Required task: Transcribe the records below exactly, leaving out any pictures.

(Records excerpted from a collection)
......

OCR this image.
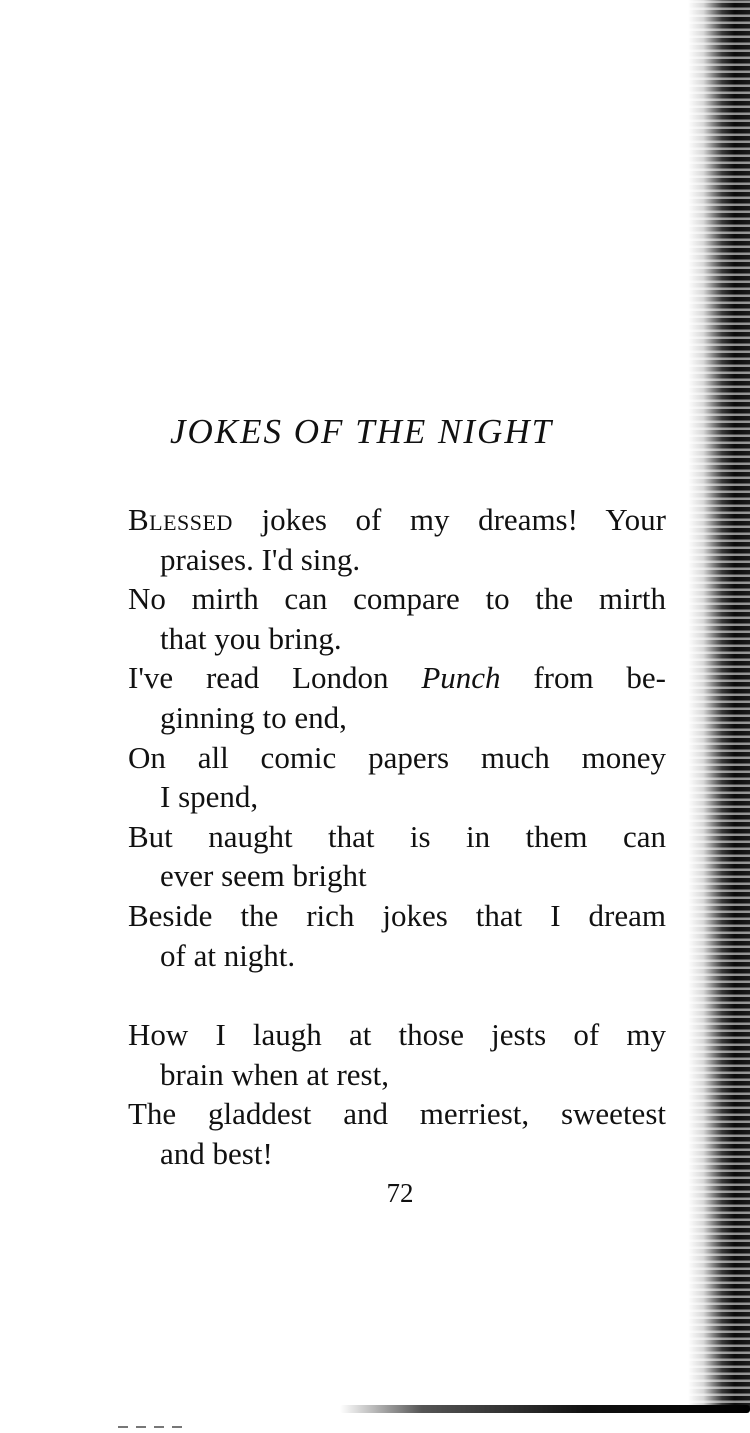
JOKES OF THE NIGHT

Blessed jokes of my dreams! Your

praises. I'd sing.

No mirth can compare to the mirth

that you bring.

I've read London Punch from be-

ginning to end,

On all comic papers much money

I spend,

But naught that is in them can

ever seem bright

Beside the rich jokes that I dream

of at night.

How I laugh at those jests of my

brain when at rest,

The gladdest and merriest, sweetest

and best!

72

......

Output for this task:
OCR this image.
JOKES OF THE NIGHT

Blessed jokes of my dreams! Your

praises. I'd sing.

No mirth can compare to the mirth

that you bring.

I've read London Punch from be-

ginning to end,

On all comic papers much money

I spend,

But naught that is in them can

ever seem bright

Beside the rich jokes that I dream

of at night.

How I laugh at those jests of my

brain when at rest,

The gladdest and merriest, sweetest

and best!

72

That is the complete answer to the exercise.